• _Goal_
Select every line containing the word "allt" from the material, and copy those lines.

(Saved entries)

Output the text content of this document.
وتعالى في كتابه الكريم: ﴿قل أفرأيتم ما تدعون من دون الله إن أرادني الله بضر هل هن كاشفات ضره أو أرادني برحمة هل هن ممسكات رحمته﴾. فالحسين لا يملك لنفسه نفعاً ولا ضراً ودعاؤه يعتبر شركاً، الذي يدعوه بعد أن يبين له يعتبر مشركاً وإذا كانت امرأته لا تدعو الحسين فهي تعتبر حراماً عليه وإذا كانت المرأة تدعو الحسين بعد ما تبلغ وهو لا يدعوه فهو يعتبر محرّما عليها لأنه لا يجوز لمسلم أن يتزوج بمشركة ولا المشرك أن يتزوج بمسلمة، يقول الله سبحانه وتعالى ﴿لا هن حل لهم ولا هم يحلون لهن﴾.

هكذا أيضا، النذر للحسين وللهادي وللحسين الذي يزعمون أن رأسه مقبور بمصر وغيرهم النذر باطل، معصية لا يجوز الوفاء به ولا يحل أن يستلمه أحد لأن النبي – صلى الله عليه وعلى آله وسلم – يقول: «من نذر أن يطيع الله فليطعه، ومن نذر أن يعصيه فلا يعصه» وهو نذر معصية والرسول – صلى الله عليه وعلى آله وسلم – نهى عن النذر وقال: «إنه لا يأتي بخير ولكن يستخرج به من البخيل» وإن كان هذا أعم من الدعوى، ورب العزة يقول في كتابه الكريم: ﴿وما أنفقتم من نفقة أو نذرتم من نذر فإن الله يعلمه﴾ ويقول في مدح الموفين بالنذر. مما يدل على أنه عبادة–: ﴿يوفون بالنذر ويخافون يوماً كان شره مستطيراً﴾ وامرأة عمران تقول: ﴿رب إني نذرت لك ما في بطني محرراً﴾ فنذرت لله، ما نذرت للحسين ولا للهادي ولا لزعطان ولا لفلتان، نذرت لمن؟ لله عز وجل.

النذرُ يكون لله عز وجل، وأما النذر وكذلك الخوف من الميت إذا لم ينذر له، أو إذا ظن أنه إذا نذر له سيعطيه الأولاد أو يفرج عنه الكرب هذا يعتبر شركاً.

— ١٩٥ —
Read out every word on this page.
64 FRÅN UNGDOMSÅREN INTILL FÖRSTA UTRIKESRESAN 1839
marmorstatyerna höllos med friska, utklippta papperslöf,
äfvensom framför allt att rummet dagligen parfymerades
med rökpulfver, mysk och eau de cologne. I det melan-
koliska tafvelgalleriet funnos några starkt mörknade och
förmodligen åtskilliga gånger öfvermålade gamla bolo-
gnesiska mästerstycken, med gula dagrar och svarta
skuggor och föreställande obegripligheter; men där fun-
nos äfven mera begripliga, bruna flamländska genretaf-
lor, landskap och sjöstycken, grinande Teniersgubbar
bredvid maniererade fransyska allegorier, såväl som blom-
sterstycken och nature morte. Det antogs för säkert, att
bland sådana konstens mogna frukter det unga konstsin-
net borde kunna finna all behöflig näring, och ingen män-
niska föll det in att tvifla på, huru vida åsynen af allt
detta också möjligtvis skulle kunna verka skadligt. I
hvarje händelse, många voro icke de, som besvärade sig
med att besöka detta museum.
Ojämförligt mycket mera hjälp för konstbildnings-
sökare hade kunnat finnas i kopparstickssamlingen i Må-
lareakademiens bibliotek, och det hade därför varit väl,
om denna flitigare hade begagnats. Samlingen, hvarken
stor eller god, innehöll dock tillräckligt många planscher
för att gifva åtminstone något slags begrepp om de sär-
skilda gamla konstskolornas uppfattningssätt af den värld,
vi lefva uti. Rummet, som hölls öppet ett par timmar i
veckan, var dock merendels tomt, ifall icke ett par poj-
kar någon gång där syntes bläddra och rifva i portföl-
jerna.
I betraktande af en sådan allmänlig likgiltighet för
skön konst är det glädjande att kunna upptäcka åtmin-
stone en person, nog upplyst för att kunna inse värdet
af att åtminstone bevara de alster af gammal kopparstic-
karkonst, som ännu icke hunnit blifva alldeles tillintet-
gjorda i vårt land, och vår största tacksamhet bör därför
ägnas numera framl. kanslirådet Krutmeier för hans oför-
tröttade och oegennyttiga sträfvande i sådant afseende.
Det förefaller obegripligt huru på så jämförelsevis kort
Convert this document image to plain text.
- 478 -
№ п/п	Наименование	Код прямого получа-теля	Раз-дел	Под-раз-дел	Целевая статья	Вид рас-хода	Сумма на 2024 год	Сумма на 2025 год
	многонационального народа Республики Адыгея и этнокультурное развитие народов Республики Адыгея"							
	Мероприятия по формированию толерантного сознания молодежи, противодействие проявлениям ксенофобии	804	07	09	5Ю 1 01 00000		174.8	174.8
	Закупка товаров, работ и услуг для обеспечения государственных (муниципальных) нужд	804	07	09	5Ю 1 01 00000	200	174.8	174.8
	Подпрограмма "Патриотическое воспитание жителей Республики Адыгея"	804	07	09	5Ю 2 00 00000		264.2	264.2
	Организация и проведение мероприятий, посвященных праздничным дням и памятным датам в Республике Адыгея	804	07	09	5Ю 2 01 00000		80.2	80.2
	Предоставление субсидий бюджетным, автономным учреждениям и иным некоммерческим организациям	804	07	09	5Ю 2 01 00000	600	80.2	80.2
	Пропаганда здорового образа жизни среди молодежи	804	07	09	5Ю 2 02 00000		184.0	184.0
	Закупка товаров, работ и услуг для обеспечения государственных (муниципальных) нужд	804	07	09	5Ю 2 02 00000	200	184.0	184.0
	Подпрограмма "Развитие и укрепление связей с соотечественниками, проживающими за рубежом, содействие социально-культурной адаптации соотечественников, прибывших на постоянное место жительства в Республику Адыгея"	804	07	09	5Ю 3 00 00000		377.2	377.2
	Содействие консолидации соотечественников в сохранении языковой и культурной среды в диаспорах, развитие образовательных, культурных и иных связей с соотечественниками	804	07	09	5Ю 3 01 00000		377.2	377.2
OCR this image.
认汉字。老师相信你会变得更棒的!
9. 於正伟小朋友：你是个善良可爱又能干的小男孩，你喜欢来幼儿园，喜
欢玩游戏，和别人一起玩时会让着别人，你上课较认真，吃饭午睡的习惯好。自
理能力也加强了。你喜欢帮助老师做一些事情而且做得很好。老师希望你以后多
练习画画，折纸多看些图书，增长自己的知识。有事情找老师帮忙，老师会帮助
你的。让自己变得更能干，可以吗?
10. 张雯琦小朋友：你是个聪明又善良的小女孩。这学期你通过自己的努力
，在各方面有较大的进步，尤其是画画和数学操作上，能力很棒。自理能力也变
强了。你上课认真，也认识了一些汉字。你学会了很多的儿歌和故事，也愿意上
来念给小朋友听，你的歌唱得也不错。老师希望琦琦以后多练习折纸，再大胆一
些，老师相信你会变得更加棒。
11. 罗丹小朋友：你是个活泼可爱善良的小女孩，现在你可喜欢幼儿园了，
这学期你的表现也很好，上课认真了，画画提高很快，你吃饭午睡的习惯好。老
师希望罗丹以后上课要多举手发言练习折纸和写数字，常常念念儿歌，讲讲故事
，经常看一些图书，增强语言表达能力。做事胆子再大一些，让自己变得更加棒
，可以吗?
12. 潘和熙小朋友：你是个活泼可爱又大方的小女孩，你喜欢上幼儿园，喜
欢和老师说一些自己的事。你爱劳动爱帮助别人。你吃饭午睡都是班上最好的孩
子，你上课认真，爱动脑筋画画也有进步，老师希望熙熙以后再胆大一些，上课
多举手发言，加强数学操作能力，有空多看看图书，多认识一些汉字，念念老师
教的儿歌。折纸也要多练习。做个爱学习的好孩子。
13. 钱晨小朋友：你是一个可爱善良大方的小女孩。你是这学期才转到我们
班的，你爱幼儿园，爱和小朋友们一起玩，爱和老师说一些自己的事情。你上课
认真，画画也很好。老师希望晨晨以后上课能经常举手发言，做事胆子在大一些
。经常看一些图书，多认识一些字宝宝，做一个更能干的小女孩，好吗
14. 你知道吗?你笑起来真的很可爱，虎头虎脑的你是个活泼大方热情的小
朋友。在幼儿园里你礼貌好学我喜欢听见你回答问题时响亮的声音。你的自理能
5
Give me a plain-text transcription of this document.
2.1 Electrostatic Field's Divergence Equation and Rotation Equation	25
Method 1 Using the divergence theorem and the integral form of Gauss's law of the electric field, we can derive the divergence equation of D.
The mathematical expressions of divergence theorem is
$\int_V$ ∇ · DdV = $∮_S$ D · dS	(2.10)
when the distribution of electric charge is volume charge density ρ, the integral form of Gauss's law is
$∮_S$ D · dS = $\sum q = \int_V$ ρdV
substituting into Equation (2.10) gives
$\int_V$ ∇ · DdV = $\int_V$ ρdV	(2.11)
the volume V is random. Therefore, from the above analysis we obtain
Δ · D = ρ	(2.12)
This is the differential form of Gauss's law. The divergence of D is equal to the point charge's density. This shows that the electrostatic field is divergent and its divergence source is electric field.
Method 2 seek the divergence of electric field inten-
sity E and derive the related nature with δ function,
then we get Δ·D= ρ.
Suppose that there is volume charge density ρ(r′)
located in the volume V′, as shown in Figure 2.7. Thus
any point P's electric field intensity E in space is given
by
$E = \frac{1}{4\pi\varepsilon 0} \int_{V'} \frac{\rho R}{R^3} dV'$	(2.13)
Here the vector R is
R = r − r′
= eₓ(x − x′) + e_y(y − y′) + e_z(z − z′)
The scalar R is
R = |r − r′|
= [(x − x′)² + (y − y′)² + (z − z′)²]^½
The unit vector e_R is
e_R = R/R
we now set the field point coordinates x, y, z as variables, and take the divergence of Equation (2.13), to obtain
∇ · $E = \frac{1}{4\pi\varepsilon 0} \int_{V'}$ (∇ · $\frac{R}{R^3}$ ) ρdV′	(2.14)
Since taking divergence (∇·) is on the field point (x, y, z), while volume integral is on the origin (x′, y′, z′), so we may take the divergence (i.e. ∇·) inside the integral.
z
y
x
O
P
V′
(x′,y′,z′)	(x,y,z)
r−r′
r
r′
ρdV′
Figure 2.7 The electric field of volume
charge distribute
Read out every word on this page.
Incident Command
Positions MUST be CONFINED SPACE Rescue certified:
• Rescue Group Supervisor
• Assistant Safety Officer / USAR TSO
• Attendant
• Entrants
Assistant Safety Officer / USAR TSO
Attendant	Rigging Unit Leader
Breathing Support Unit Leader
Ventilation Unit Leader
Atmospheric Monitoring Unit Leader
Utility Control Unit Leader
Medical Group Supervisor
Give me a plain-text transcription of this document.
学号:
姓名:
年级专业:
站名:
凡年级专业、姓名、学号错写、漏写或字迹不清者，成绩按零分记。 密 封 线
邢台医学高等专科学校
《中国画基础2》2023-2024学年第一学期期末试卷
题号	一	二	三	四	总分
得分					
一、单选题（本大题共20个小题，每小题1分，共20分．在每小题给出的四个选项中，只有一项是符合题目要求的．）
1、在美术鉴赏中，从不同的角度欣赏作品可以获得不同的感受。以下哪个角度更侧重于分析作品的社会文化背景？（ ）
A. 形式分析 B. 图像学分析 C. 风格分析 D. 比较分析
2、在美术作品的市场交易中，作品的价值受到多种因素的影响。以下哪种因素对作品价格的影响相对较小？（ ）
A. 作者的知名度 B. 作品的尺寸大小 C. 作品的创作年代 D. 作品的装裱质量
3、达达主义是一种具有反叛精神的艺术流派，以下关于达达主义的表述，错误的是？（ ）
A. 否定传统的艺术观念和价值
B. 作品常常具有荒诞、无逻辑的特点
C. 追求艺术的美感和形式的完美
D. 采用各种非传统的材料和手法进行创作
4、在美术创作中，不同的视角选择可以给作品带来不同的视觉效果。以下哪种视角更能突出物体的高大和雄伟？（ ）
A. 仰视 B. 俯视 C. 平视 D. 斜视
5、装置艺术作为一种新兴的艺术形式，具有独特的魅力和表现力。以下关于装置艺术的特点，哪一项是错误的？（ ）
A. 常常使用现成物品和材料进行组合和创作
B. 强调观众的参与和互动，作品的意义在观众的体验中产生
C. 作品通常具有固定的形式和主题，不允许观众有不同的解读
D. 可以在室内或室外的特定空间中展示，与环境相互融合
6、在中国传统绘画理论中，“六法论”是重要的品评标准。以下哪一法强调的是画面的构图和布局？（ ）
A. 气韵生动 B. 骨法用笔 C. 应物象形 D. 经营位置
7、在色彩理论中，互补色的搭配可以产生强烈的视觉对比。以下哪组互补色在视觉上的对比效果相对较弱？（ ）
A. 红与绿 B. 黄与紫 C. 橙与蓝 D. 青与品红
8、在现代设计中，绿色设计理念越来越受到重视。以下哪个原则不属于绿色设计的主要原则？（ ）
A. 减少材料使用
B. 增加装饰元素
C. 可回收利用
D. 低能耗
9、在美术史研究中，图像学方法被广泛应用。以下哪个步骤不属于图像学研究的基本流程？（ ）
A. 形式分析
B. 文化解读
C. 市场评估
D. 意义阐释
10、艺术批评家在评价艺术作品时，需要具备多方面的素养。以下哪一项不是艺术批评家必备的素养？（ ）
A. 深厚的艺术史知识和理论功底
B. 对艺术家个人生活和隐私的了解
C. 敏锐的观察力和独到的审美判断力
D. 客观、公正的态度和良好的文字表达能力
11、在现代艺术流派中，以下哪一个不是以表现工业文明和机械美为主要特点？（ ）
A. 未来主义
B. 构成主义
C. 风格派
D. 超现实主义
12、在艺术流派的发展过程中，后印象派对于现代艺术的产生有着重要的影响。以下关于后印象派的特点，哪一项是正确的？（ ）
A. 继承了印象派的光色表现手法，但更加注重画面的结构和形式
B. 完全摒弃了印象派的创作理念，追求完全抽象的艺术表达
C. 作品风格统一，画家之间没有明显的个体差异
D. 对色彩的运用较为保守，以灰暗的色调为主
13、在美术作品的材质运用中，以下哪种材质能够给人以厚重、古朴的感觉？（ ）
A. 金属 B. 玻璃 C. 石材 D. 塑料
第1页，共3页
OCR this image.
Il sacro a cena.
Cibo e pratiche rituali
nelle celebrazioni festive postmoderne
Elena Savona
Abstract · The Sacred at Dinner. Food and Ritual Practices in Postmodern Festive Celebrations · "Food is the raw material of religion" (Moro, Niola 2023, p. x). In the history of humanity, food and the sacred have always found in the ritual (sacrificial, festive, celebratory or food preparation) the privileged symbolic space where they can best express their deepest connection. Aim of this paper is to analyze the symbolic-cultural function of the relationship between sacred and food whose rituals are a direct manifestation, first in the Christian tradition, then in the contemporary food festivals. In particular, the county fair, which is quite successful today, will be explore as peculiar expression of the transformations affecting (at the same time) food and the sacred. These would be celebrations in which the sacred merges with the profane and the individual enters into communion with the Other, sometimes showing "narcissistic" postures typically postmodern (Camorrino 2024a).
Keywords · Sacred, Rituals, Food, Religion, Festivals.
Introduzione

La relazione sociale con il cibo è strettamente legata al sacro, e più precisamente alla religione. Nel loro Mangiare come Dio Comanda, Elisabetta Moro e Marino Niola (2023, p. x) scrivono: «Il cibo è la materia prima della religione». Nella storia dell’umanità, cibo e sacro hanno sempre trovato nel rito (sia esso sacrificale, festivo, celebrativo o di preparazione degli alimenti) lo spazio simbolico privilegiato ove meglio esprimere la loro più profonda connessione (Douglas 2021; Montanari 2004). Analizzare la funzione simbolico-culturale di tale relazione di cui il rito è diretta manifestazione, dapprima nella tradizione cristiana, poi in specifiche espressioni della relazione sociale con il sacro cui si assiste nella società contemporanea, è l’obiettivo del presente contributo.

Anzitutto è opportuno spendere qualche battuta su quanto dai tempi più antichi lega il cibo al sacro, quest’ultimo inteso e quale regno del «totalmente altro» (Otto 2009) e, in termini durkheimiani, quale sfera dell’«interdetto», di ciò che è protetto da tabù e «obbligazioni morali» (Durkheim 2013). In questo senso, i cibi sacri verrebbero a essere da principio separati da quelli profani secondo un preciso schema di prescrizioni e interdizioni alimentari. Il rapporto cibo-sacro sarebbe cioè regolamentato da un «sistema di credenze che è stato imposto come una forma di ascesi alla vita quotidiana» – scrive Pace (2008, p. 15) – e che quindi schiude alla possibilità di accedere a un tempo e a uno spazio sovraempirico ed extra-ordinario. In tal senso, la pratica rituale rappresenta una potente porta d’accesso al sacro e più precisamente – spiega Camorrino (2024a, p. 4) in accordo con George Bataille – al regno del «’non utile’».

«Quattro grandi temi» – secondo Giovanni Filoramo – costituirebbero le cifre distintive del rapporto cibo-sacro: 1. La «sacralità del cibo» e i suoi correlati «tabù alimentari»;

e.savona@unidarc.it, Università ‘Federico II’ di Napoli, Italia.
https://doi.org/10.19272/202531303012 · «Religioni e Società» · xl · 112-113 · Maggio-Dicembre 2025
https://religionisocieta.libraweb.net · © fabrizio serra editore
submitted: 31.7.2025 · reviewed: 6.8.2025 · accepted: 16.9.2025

• _Final answer_
äfvensom framför allt att rummet dagligen parfymerades
niska föll det in att tvifla på, huru vida åsynen af allt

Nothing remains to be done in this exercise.